- _What is needed_
Return every record below exactly as written, omitting any pictures.
Start Stored data
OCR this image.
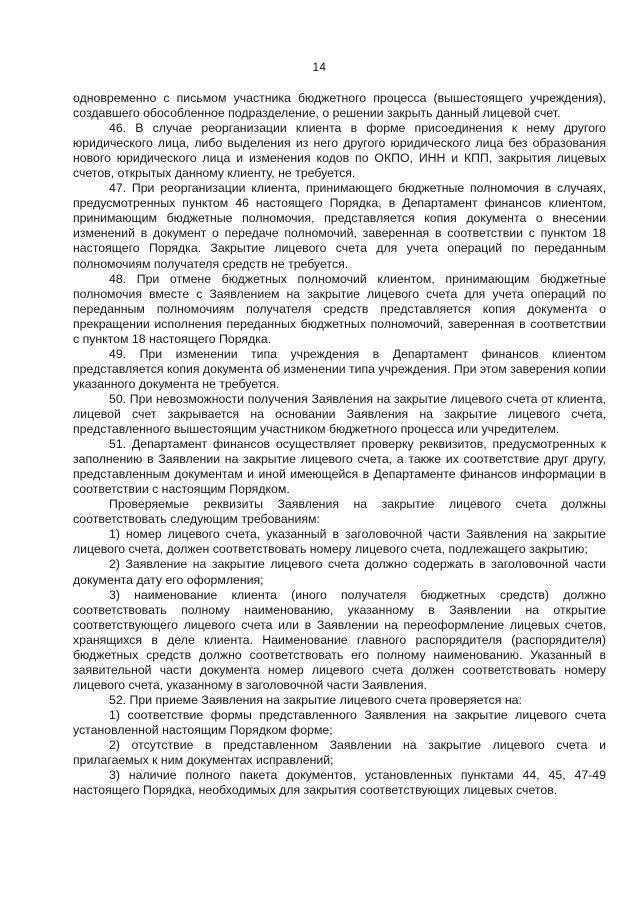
14

одновременно с письмом участника бюджетного процесса (вышестоящего учреждения), создавшего обособленное подразделение, о решении закрыть данный лицевой счет.

46. В случае реорганизации клиента в форме присоединения к нему другого юридического лица, либо выделения из него другого юридического лица без образования нового юридического лица и изменения кодов по ОКПО, ИНН и КПП, закрытия лицевых счетов, открытых данному клиенту, не требуется.

47. При реорганизации клиента, принимающего бюджетные полномочия в случаях, предусмотренных пунктом 46 настоящего Порядка, в Департамент финансов клиентом, принимающим бюджетные полномочия, представляется копия документа о внесении изменений в документ о передаче полномочий, заверенная в соответствии с пунктом 18 настоящего Порядка. Закрытие лицевого счета для учета операций по переданным полномочиям получателя средств не требуется.

48. При отмене бюджетных полномочий клиентом, принимающим бюджетные полномочия вместе с Заявлением на закрытие лицевого счета для учета операций по переданным полномочиям получателя средств представляется копия документа о прекращении исполнения переданных бюджетных полномочий, заверенная в соответствии с пунктом 18 настоящего Порядка.

49. При изменении типа учреждения в Департамент финансов клиентом представляется копия документа об изменении типа учреждения. При этом заверения копии указанного документа не требуется.

50. При невозможности получения Заявления на закрытие лицевого счета от клиента, лицевой счет закрывается на основании Заявления на закрытие лицевого счета, представленного вышестоящим участником бюджетного процесса или учредителем.

51. Департамент финансов осуществляет проверку реквизитов, предусмотренных к заполнению в Заявлении на закрытие лицевого счета, а также их соответствие друг другу, представленным документам и иной имеющейся в Департаменте финансов информации в соответствии с настоящим Порядком.

Проверяемые реквизиты Заявления на закрытие лицевого счета должны соответствовать следующим требованиям:

1) номер лицевого счета, указанный в заголовочной части Заявления на закрытие лицевого счета, должен соответствовать номеру лицевого счета, подлежащего закрытию;

2) Заявление на закрытие лицевого счета должно содержать в заголовочной части документа дату его оформления;

3) наименование клиента (иного получателя бюджетных средств) должно соответствовать полному наименованию, указанному в Заявлении на открытие соответствующего лицевого счета или в Заявлении на переоформление лицевых счетов, хранящихся в деле клиента. Наименование главного распорядителя (распорядителя) бюджетных средств должно соответствовать его полному наименованию. Указанный в заявительной части документа номер лицевого счета должен соответствовать номеру лицевого счета, указанному в заголовочной части Заявления.

52. При приеме Заявления на закрытие лицевого счета проверяется на:

1) соответствие формы представленного Заявления на закрытие лицевого счета установленной настоящим Порядком форме;

2) отсутствие в представленном Заявлении на закрытие лицевого счета и прилагаемых к ним документах исправлений;

3) наличие полного пакета документов, установленных пунктами 44, 45, 47-49 настоящего Порядка, необходимых для закрытия соответствующих лицевых счетов.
End Stored data
- _Finished task_
OCR this image.
14

одновременно с письмом участника бюджетного процесса (вышестоящего учреждения), создавшего обособленное подразделение, о решении закрыть данный лицевой счет.

46. В случае реорганизации клиента в форме присоединения к нему другого юридического лица, либо выделения из него другого юридического лица без образования нового юридического лица и изменения кодов по ОКПО, ИНН и КПП, закрытия лицевых счетов, открытых данному клиенту, не требуется.

47. При реорганизации клиента, принимающего бюджетные полномочия в случаях, предусмотренных пунктом 46 настоящего Порядка, в Департамент финансов клиентом, принимающим бюджетные полномочия, представляется копия документа о внесении изменений в документ о передаче полномочий, заверенная в соответствии с пунктом 18 настоящего Порядка. Закрытие лицевого счета для учета операций по переданным полномочиям получателя средств не требуется.

48. При отмене бюджетных полномочий клиентом, принимающим бюджетные полномочия вместе с Заявлением на закрытие лицевого счета для учета операций по переданным полномочиям получателя средств представляется копия документа о прекращении исполнения переданных бюджетных полномочий, заверенная в соответствии с пунктом 18 настоящего Порядка.

49. При изменении типа учреждения в Департамент финансов клиентом представляется копия документа об изменении типа учреждения. При этом заверения копии указанного документа не требуется.

50. При невозможности получения Заявления на закрытие лицевого счета от клиента, лицевой счет закрывается на основании Заявления на закрытие лицевого счета, представленного вышестоящим участником бюджетного процесса или учредителем.

51. Департамент финансов осуществляет проверку реквизитов, предусмотренных к заполнению в Заявлении на закрытие лицевого счета, а также их соответствие друг другу, представленным документам и иной имеющейся в Департаменте финансов информации в соответствии с настоящим Порядком.

Проверяемые реквизиты Заявления на закрытие лицевого счета должны соответствовать следующим требованиям:

1) номер лицевого счета, указанный в заголовочной части Заявления на закрытие лицевого счета, должен соответствовать номеру лицевого счета, подлежащего закрытию;

2) Заявление на закрытие лицевого счета должно содержать в заголовочной части документа дату его оформления;

3) наименование клиента (иного получателя бюджетных средств) должно соответствовать полному наименованию, указанному в Заявлении на открытие соответствующего лицевого счета или в Заявлении на переоформление лицевых счетов, хранящихся в деле клиента. Наименование главного распорядителя (распорядителя) бюджетных средств должно соответствовать его полному наименованию. Указанный в заявительной части документа номер лицевого счета должен соответствовать номеру лицевого счета, указанному в заголовочной части Заявления.

52. При приеме Заявления на закрытие лицевого счета проверяется на:

1) соответствие формы представленного Заявления на закрытие лицевого счета установленной настоящим Порядком форме;

2) отсутствие в представленном Заявлении на закрытие лицевого счета и прилагаемых к ним документах исправлений;

3) наличие полного пакета документов, установленных пунктами 44, 45, 47-49 настоящего Порядка, необходимых для закрытия соответствующих лицевых счетов.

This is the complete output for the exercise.